#### RECORDS FOR THE TASK
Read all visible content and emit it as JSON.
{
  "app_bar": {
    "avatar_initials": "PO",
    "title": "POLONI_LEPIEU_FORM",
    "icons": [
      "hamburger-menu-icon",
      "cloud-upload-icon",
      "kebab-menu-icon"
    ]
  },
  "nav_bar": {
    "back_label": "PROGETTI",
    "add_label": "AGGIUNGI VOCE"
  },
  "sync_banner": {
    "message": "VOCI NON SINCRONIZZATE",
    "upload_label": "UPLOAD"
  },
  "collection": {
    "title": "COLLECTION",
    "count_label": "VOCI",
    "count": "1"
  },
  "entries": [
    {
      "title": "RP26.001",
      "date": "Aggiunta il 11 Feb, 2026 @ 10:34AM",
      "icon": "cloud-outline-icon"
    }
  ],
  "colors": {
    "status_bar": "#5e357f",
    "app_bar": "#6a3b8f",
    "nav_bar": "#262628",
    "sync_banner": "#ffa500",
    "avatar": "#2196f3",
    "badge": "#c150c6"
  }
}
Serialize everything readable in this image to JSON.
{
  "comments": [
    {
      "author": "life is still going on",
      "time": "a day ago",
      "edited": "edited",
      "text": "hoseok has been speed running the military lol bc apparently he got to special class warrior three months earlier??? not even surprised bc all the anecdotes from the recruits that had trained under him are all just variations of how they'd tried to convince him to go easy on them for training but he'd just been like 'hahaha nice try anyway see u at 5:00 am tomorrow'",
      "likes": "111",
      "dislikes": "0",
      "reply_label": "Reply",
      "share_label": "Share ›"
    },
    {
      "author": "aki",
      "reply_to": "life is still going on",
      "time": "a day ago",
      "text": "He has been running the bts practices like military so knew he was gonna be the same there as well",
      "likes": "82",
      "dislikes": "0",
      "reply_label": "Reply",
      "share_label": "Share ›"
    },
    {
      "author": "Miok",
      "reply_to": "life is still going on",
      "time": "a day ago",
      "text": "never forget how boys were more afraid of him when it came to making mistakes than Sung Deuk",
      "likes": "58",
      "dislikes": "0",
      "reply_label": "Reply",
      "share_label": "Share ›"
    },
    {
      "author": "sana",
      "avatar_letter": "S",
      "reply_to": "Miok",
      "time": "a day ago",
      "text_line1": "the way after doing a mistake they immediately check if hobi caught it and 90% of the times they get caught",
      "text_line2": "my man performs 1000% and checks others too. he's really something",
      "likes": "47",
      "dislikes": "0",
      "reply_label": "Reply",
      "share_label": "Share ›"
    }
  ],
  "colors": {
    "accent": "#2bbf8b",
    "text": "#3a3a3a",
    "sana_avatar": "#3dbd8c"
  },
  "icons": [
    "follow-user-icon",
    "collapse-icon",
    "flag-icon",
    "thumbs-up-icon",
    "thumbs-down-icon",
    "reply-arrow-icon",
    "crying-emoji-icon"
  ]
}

#### AIM
Write the material out again in its entirety, exactly as shown.

#### WRITTEN SOLUTION
Read all visible content and emit it as JSON.
{
  "app_bar": {
    "avatar_initials": "PO",
    "title": "POLONI_LEPIEU_FORM",
    "icons": [
      "hamburger-menu-icon",
      "cloud-upload-icon",
      "kebab-menu-icon"
    ]
  },
  "nav_bar": {
    "back_label": "PROGETTI",
    "add_label": "AGGIUNGI VOCE"
  },
  "sync_banner": {
    "message": "VOCI NON SINCRONIZZATE",
    "upload_label": "UPLOAD"
  },
  "collection": {
    "title": "COLLECTION",
    "count_label": "VOCI",
    "count": "1"
  },
  "entries": [
    {
      "title": "RP26.001",
      "date": "Aggiunta il 11 Feb, 2026 @ 10:34AM",
      "icon": "cloud-outline-icon"
    }
  ],
  "colors": {
    "status_bar": "#5e357f",
    "app_bar": "#6a3b8f",
    "nav_bar": "#262628",
    "sync_banner": "#ffa500",
    "avatar": "#2196f3",
    "badge": "#c150c6"
  }
}
Serialize everything readable in this image to JSON.
{
  "comments": [
    {
      "author": "life is still going on",
      "time": "a day ago",
      "edited": "edited",
      "text": "hoseok has been speed running the military lol bc apparently he got to special class warrior three months earlier??? not even surprised bc all the anecdotes from the recruits that had trained under him are all just variations of how they'd tried to convince him to go easy on them for training but he'd just been like 'hahaha nice try anyway see u at 5:00 am tomorrow'",
      "likes": "111",
      "dislikes": "0",
      "reply_label": "Reply",
      "share_label": "Share ›"
    },
    {
      "author": "aki",
      "reply_to": "life is still going on",
      "time": "a day ago",
      "text": "He has been running the bts practices like military so knew he was gonna be the same there as well",
      "likes": "82",
      "dislikes": "0",
      "reply_label": "Reply",
      "share_label": "Share ›"
    },
    {
      "author": "Miok",
      "reply_to": "life is still going on",
      "time": "a day ago",
      "text": "never forget how boys were more afraid of him when it came to making mistakes than Sung Deuk",
      "likes": "58",
      "dislikes": "0",
      "reply_label": "Reply",
      "share_label": "Share ›"
    },
    {
      "author": "sana",
      "avatar_letter": "S",
      "reply_to": "Miok",
      "time": "a day ago",
      "text_line1": "the way after doing a mistake they immediately check if hobi caught it and 90% of the times they get caught",
      "text_line2": "my man performs 1000% and checks others too. he's really something",
      "likes": "47",
      "dislikes": "0",
      "reply_label": "Reply",
      "share_label": "Share ›"
    }
  ],
  "colors": {
    "accent": "#2bbf8b",
    "text": "#3a3a3a",
    "sana_avatar": "#3dbd8c"
  },
  "icons": [
    "follow-user-icon",
    "collapse-icon",
    "flag-icon",
    "thumbs-up-icon",
    "thumbs-down-icon",
    "reply-arrow-icon",
    "crying-emoji-icon"
  ]
}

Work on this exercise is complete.